Stored dataset items:
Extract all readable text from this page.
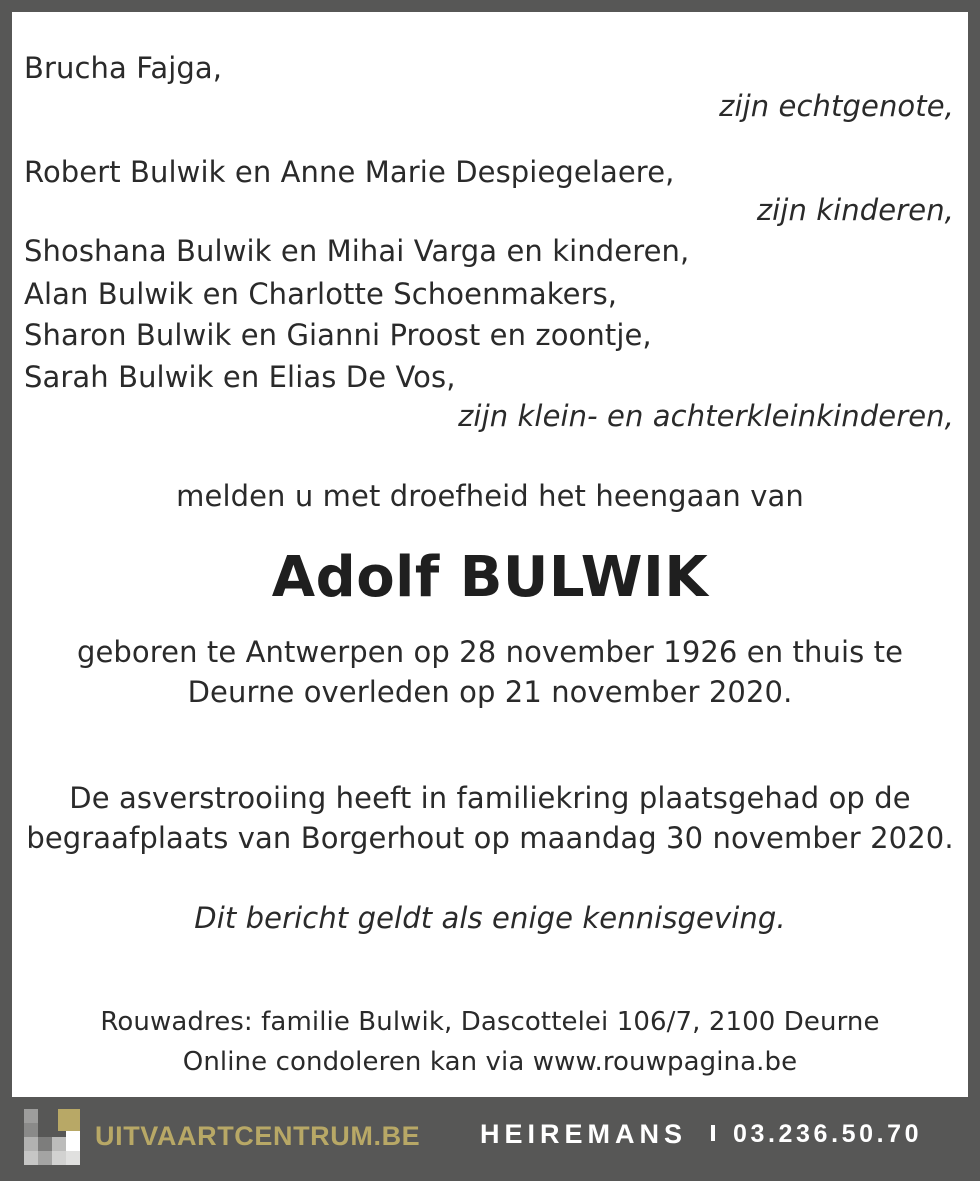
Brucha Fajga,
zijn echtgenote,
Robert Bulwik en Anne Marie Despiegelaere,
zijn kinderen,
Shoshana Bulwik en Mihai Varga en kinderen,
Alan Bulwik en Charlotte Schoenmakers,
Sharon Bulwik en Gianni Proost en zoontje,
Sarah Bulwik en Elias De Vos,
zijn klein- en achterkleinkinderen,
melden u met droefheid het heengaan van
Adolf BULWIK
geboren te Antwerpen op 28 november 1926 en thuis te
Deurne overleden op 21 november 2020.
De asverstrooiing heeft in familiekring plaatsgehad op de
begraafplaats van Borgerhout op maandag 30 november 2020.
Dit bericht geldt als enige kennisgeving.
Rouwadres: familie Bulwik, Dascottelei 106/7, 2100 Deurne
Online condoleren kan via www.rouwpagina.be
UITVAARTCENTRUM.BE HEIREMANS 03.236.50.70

---

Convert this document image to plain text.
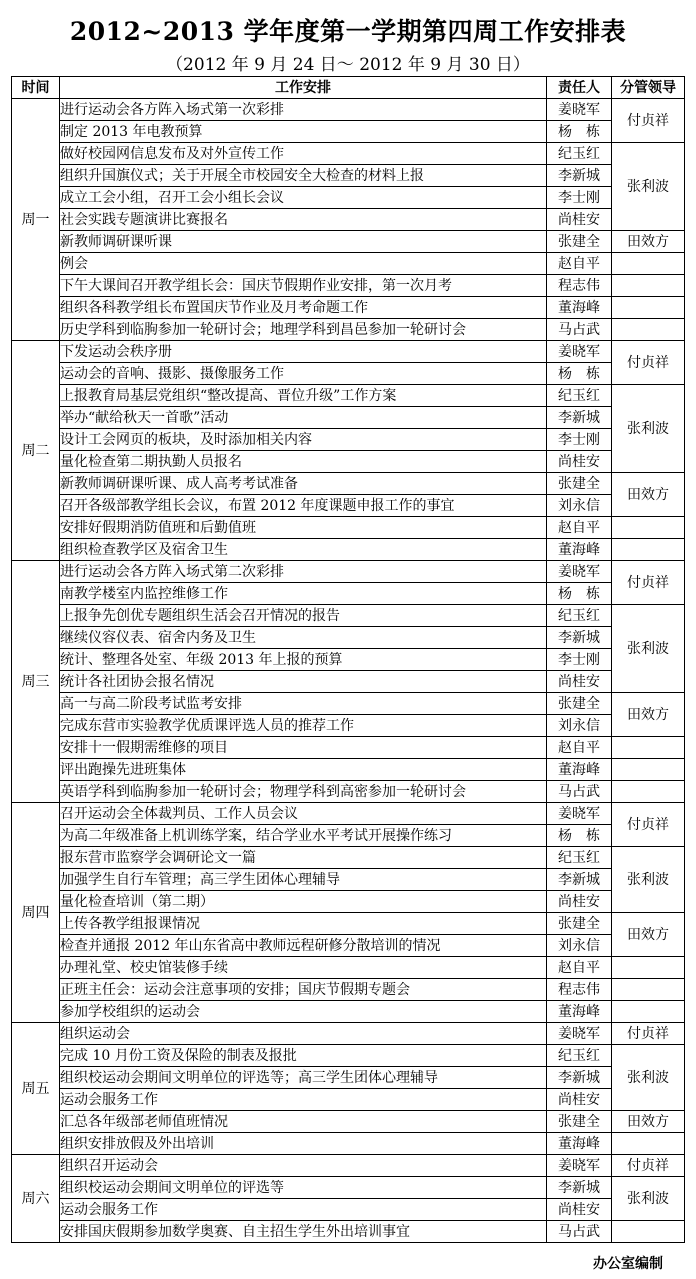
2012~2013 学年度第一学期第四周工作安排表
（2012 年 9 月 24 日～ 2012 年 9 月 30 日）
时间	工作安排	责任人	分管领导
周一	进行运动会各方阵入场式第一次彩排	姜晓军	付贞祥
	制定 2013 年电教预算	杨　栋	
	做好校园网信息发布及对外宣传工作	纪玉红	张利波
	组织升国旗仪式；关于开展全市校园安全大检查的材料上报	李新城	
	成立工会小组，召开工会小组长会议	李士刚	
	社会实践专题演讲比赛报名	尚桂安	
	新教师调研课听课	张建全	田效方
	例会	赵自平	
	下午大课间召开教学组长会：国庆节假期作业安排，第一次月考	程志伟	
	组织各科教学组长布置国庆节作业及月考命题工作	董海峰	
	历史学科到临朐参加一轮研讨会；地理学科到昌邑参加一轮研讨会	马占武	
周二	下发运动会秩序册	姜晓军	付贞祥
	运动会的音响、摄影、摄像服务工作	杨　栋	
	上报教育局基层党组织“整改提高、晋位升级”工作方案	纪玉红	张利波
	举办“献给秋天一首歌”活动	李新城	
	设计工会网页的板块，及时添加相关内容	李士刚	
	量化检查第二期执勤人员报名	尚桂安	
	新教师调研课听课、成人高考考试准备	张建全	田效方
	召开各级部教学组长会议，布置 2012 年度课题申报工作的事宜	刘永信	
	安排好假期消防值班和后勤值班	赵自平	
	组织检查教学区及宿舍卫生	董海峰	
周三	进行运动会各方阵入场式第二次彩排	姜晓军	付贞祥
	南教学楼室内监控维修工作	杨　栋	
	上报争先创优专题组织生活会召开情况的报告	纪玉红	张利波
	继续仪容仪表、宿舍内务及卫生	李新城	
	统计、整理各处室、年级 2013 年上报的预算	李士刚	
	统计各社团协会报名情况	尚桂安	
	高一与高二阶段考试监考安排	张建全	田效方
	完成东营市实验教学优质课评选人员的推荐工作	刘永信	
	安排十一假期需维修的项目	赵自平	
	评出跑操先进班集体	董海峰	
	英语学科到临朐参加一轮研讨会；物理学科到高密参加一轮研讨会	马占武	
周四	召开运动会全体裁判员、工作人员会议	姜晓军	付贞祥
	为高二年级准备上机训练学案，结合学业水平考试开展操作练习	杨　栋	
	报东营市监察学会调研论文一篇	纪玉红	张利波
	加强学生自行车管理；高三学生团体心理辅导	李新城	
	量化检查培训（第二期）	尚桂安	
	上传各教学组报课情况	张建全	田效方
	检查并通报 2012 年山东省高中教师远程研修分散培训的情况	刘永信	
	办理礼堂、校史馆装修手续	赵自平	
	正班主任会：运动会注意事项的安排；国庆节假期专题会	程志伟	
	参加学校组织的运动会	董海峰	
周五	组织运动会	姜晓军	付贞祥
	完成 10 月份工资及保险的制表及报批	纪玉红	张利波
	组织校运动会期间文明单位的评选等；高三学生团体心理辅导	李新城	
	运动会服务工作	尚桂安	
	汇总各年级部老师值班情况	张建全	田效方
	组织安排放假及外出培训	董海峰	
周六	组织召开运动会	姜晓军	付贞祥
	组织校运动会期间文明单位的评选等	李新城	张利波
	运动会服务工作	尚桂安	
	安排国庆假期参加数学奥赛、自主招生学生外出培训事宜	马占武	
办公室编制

...

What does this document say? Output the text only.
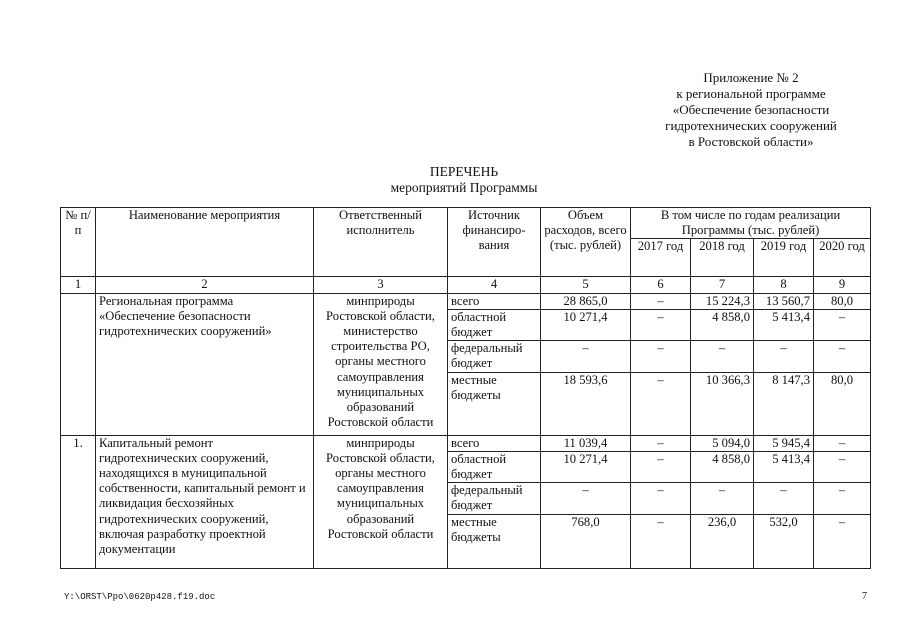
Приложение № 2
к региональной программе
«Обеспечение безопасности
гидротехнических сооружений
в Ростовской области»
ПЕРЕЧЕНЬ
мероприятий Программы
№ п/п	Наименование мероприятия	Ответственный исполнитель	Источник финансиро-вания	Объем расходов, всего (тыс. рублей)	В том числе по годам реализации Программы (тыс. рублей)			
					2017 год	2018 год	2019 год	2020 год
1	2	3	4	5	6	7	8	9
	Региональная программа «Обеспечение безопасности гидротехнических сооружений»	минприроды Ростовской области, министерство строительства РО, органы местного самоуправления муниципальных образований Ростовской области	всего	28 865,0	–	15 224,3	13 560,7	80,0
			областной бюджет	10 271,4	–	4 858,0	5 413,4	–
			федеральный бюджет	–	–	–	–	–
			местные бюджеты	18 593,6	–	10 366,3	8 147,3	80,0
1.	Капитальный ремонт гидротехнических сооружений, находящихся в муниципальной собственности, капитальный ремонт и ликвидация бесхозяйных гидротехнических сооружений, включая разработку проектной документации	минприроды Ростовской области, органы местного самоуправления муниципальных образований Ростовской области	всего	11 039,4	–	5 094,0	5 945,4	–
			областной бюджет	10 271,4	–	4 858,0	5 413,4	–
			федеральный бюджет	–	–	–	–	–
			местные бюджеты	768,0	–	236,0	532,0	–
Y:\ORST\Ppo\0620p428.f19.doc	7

# Exercise
Where a line of the entries contains the word "zijn", copy that line.

# Correct answer
zijn echtgenote,
zijn kinderen,
zijn klein- en achterkleinkinderen,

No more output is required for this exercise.